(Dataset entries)
>>>

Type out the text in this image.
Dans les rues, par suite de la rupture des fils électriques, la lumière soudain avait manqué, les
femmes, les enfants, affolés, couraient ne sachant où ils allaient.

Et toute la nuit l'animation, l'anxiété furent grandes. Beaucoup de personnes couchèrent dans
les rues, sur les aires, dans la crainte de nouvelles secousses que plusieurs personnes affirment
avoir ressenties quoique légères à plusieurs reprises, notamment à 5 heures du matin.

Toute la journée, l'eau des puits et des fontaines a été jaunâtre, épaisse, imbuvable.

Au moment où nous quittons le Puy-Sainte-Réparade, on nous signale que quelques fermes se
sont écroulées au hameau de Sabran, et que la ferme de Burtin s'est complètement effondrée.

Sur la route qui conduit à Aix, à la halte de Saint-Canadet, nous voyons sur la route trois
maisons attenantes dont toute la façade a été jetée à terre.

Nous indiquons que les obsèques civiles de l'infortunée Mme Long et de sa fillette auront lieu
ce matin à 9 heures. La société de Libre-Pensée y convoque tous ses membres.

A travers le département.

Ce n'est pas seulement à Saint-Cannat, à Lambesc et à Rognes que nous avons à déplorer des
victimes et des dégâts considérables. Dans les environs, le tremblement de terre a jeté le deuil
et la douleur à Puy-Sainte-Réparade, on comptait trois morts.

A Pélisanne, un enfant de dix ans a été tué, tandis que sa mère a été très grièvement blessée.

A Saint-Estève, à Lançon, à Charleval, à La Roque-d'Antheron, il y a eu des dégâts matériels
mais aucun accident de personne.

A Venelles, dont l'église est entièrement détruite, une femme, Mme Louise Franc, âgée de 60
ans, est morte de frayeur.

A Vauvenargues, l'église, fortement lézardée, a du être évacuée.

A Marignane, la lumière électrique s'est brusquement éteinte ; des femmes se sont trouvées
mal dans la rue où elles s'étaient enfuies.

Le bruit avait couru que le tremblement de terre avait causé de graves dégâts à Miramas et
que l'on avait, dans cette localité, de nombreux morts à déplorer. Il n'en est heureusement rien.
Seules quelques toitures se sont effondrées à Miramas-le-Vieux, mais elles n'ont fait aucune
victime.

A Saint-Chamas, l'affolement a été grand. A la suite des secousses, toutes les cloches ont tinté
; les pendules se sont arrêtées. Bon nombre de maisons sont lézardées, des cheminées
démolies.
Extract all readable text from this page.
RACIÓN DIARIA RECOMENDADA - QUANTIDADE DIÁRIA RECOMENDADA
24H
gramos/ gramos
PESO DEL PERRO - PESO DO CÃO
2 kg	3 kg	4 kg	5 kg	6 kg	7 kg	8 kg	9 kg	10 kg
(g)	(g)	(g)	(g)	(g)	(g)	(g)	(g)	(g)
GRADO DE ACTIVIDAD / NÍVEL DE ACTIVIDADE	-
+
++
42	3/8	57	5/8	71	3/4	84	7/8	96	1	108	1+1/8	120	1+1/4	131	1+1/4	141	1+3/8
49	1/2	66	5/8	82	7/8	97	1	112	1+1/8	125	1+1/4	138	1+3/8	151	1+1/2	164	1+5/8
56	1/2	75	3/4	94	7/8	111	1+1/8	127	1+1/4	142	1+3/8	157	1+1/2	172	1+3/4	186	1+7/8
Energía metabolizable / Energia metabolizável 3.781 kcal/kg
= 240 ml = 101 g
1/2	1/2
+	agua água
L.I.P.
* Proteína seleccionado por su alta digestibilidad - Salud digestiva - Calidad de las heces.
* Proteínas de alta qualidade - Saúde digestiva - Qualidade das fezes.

<<<

Directions:
Your task is to list each line of the records with the word "rues".

Complete output:
Dans les rues, par suite de la rupture des fils électriques, la lumière soudain avait manqué, les
les rues, sur les aires, dans la crainte de nouvelles secousses que plusieurs personnes affirment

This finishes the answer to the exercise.